§ REQUIRED WORK
Write the records out again, keeping each line exactly as it is.

Figure record extracts
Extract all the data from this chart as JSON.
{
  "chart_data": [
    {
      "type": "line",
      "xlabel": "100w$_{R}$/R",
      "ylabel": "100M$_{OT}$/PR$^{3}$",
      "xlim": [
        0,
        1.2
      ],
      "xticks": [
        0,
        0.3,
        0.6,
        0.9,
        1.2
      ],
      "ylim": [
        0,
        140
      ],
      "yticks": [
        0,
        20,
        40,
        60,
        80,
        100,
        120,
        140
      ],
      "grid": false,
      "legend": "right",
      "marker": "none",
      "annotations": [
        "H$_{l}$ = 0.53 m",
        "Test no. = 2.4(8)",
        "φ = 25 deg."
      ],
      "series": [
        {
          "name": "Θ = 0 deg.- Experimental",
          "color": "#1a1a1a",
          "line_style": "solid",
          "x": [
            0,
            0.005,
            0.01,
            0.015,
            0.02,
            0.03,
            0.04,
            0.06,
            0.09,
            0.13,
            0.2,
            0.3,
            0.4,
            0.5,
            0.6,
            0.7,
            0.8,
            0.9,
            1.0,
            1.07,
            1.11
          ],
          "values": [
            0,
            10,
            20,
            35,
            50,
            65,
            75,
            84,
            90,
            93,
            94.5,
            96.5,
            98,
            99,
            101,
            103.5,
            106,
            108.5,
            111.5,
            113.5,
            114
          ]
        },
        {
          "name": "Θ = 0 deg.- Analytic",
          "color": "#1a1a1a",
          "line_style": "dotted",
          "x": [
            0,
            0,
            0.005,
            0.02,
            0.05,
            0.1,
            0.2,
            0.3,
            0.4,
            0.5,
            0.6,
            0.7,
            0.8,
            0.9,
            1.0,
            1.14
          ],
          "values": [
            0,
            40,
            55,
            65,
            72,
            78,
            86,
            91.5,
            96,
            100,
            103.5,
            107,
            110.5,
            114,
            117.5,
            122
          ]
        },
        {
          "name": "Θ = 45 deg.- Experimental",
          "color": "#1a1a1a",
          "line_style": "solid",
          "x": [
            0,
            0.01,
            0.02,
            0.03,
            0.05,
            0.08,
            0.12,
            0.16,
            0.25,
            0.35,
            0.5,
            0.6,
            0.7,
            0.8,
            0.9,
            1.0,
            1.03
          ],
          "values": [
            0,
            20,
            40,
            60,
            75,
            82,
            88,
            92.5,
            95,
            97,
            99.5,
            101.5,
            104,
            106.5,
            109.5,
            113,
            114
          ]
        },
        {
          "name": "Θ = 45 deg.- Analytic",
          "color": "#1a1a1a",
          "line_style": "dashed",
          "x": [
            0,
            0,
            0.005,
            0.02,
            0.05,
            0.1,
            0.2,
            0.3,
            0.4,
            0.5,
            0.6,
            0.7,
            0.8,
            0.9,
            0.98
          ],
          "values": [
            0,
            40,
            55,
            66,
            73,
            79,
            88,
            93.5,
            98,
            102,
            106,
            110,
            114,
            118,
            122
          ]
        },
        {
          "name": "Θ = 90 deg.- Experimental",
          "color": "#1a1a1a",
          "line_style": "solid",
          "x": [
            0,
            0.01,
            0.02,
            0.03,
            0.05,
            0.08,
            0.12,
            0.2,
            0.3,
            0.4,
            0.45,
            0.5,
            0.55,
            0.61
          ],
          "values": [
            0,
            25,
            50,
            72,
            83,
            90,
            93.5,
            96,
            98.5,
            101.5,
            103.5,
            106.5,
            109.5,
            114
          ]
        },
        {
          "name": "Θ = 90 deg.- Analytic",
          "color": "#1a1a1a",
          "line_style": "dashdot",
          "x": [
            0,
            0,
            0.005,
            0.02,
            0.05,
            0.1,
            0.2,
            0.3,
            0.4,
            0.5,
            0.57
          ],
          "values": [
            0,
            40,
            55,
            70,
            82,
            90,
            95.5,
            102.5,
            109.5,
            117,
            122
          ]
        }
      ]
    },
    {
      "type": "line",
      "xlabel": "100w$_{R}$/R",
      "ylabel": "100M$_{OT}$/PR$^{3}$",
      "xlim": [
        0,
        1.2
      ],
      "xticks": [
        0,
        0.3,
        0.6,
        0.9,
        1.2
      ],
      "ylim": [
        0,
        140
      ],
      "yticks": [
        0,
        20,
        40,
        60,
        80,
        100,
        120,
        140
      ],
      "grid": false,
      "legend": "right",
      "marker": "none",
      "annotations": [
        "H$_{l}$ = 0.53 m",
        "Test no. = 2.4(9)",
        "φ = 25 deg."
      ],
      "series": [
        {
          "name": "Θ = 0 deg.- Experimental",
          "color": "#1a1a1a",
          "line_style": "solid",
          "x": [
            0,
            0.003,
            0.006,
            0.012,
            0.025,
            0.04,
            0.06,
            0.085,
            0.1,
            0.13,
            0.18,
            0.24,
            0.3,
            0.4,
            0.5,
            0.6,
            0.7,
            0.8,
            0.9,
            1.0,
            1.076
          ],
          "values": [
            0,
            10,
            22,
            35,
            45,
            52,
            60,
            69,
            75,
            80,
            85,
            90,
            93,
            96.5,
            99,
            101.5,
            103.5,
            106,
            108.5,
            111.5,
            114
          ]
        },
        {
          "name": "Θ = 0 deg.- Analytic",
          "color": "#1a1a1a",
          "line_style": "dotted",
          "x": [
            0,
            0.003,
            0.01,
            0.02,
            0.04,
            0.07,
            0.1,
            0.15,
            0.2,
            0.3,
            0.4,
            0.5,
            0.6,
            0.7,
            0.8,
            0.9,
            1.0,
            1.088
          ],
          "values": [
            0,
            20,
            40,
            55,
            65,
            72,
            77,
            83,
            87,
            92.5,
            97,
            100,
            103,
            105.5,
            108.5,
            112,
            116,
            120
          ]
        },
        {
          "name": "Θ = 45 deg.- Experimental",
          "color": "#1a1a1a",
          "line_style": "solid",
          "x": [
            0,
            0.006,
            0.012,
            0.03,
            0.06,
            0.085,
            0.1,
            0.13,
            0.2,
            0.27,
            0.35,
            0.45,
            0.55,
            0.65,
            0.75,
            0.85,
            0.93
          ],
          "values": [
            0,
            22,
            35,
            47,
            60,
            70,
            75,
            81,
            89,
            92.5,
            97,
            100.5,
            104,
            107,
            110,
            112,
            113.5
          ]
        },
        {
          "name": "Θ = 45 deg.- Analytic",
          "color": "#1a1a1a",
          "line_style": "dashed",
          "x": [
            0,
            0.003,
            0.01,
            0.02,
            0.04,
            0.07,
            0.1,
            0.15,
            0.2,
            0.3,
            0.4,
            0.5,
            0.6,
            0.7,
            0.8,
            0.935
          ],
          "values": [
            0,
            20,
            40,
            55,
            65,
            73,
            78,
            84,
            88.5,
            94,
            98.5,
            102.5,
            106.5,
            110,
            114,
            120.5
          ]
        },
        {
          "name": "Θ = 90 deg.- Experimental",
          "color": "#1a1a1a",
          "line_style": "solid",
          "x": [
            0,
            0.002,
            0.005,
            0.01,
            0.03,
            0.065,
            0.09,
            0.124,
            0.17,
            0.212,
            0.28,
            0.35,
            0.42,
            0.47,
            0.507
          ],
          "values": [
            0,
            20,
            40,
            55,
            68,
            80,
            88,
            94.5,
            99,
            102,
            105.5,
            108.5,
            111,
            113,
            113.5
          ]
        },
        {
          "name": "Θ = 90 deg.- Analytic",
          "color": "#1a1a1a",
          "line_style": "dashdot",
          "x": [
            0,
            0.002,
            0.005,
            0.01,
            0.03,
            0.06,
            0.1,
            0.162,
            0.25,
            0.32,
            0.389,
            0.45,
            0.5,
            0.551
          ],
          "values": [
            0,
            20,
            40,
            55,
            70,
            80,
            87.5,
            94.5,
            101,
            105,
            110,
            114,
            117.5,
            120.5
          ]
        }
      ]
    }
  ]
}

§ EXERCISE RESULT
Extract all the data from this chart as JSON.
{
  "chart_data": [
    {
      "type": "line",
      "xlabel": "100w$_{R}$/R",
      "ylabel": "100M$_{OT}$/PR$^{3}$",
      "xlim": [
        0,
        1.2
      ],
      "xticks": [
        0,
        0.3,
        0.6,
        0.9,
        1.2
      ],
      "ylim": [
        0,
        140
      ],
      "yticks": [
        0,
        20,
        40,
        60,
        80,
        100,
        120,
        140
      ],
      "grid": false,
      "legend": "right",
      "marker": "none",
      "annotations": [
        "H$_{l}$ = 0.53 m",
        "Test no. = 2.4(8)",
        "φ = 25 deg."
      ],
      "series": [
        {
          "name": "Θ = 0 deg.- Experimental",
          "color": "#1a1a1a",
          "line_style": "solid",
          "x": [
            0,
            0.005,
            0.01,
            0.015,
            0.02,
            0.03,
            0.04,
            0.06,
            0.09,
            0.13,
            0.2,
            0.3,
            0.4,
            0.5,
            0.6,
            0.7,
            0.8,
            0.9,
            1.0,
            1.07,
            1.11
          ],
          "values": [
            0,
            10,
            20,
            35,
            50,
            65,
            75,
            84,
            90,
            93,
            94.5,
            96.5,
            98,
            99,
            101,
            103.5,
            106,
            108.5,
            111.5,
            113.5,
            114
          ]
        },
        {
          "name": "Θ = 0 deg.- Analytic",
          "color": "#1a1a1a",
          "line_style": "dotted",
          "x": [
            0,
            0,
            0.005,
            0.02,
            0.05,
            0.1,
            0.2,
            0.3,
            0.4,
            0.5,
            0.6,
            0.7,
            0.8,
            0.9,
            1.0,
            1.14
          ],
          "values": [
            0,
            40,
            55,
            65,
            72,
            78,
            86,
            91.5,
            96,
            100,
            103.5,
            107,
            110.5,
            114,
            117.5,
            122
          ]
        },
        {
          "name": "Θ = 45 deg.- Experimental",
          "color": "#1a1a1a",
          "line_style": "solid",
          "x": [
            0,
            0.01,
            0.02,
            0.03,
            0.05,
            0.08,
            0.12,
            0.16,
            0.25,
            0.35,
            0.5,
            0.6,
            0.7,
            0.8,
            0.9,
            1.0,
            1.03
          ],
          "values": [
            0,
            20,
            40,
            60,
            75,
            82,
            88,
            92.5,
            95,
            97,
            99.5,
            101.5,
            104,
            106.5,
            109.5,
            113,
            114
          ]
        },
        {
          "name": "Θ = 45 deg.- Analytic",
          "color": "#1a1a1a",
          "line_style": "dashed",
          "x": [
            0,
            0,
            0.005,
            0.02,
            0.05,
            0.1,
            0.2,
            0.3,
            0.4,
            0.5,
            0.6,
            0.7,
            0.8,
            0.9,
            0.98
          ],
          "values": [
            0,
            40,
            55,
            66,
            73,
            79,
            88,
            93.5,
            98,
            102,
            106,
            110,
            114,
            118,
            122
          ]
        },
        {
          "name": "Θ = 90 deg.- Experimental",
          "color": "#1a1a1a",
          "line_style": "solid",
          "x": [
            0,
            0.01,
            0.02,
            0.03,
            0.05,
            0.08,
            0.12,
            0.2,
            0.3,
            0.4,
            0.45,
            0.5,
            0.55,
            0.61
          ],
          "values": [
            0,
            25,
            50,
            72,
            83,
            90,
            93.5,
            96,
            98.5,
            101.5,
            103.5,
            106.5,
            109.5,
            114
          ]
        },
        {
          "name": "Θ = 90 deg.- Analytic",
          "color": "#1a1a1a",
          "line_style": "dashdot",
          "x": [
            0,
            0,
            0.005,
            0.02,
            0.05,
            0.1,
            0.2,
            0.3,
            0.4,
            0.5,
            0.57
          ],
          "values": [
            0,
            40,
            55,
            70,
            82,
            90,
            95.5,
            102.5,
            109.5,
            117,
            122
          ]
        }
      ]
    },
    {
      "type": "line",
      "xlabel": "100w$_{R}$/R",
      "ylabel": "100M$_{OT}$/PR$^{3}$",
      "xlim": [
        0,
        1.2
      ],
      "xticks": [
        0,
        0.3,
        0.6,
        0.9,
        1.2
      ],
      "ylim": [
        0,
        140
      ],
      "yticks": [
        0,
        20,
        40,
        60,
        80,
        100,
        120,
        140
      ],
      "grid": false,
      "legend": "right",
      "marker": "none",
      "annotations": [
        "H$_{l}$ = 0.53 m",
        "Test no. = 2.4(9)",
        "φ = 25 deg."
      ],
      "series": [
        {
          "name": "Θ = 0 deg.- Experimental",
          "color": "#1a1a1a",
          "line_style": "solid",
          "x": [
            0,
            0.003,
            0.006,
            0.012,
            0.025,
            0.04,
            0.06,
            0.085,
            0.1,
            0.13,
            0.18,
            0.24,
            0.3,
            0.4,
            0.5,
            0.6,
            0.7,
            0.8,
            0.9,
            1.0,
            1.076
          ],
          "values": [
            0,
            10,
            22,
            35,
            45,
            52,
            60,
            69,
            75,
            80,
            85,
            90,
            93,
            96.5,
            99,
            101.5,
            103.5,
            106,
            108.5,
            111.5,
            114
          ]
        },
        {
          "name": "Θ = 0 deg.- Analytic",
          "color": "#1a1a1a",
          "line_style": "dotted",
          "x": [
            0,
            0.003,
            0.01,
            0.02,
            0.04,
            0.07,
            0.1,
            0.15,
            0.2,
            0.3,
            0.4,
            0.5,
            0.6,
            0.7,
            0.8,
            0.9,
            1.0,
            1.088
          ],
          "values": [
            0,
            20,
            40,
            55,
            65,
            72,
            77,
            83,
            87,
            92.5,
            97,
            100,
            103,
            105.5,
            108.5,
            112,
            116,
            120
          ]
        },
        {
          "name": "Θ = 45 deg.- Experimental",
          "color": "#1a1a1a",
          "line_style": "solid",
          "x": [
            0,
            0.006,
            0.012,
            0.03,
            0.06,
            0.085,
            0.1,
            0.13,
            0.2,
            0.27,
            0.35,
            0.45,
            0.55,
            0.65,
            0.75,
            0.85,
            0.93
          ],
          "values": [
            0,
            22,
            35,
            47,
            60,
            70,
            75,
            81,
            89,
            92.5,
            97,
            100.5,
            104,
            107,
            110,
            112,
            113.5
          ]
        },
        {
          "name": "Θ = 45 deg.- Analytic",
          "color": "#1a1a1a",
          "line_style": "dashed",
          "x": [
            0,
            0.003,
            0.01,
            0.02,
            0.04,
            0.07,
            0.1,
            0.15,
            0.2,
            0.3,
            0.4,
            0.5,
            0.6,
            0.7,
            0.8,
            0.935
          ],
          "values": [
            0,
            20,
            40,
            55,
            65,
            73,
            78,
            84,
            88.5,
            94,
            98.5,
            102.5,
            106.5,
            110,
            114,
            120.5
          ]
        },
        {
          "name": "Θ = 90 deg.- Experimental",
          "color": "#1a1a1a",
          "line_style": "solid",
          "x": [
            0,
            0.002,
            0.005,
            0.01,
            0.03,
            0.065,
            0.09,
            0.124,
            0.17,
            0.212,
            0.28,
            0.35,
            0.42,
            0.47,
            0.507
          ],
          "values": [
            0,
            20,
            40,
            55,
            68,
            80,
            88,
            94.5,
            99,
            102,
            105.5,
            108.5,
            111,
            113,
            113.5
          ]
        },
        {
          "name": "Θ = 90 deg.- Analytic",
          "color": "#1a1a1a",
          "line_style": "dashdot",
          "x": [
            0,
            0.002,
            0.005,
            0.01,
            0.03,
            0.06,
            0.1,
            0.162,
            0.25,
            0.32,
            0.389,
            0.45,
            0.5,
            0.551
          ],
          "values": [
            0,
            20,
            40,
            55,
            70,
            80,
            87.5,
            94.5,
            101,
            105,
            110,
            114,
            117.5,
            120.5
          ]
        }
      ]
    }
  ]
}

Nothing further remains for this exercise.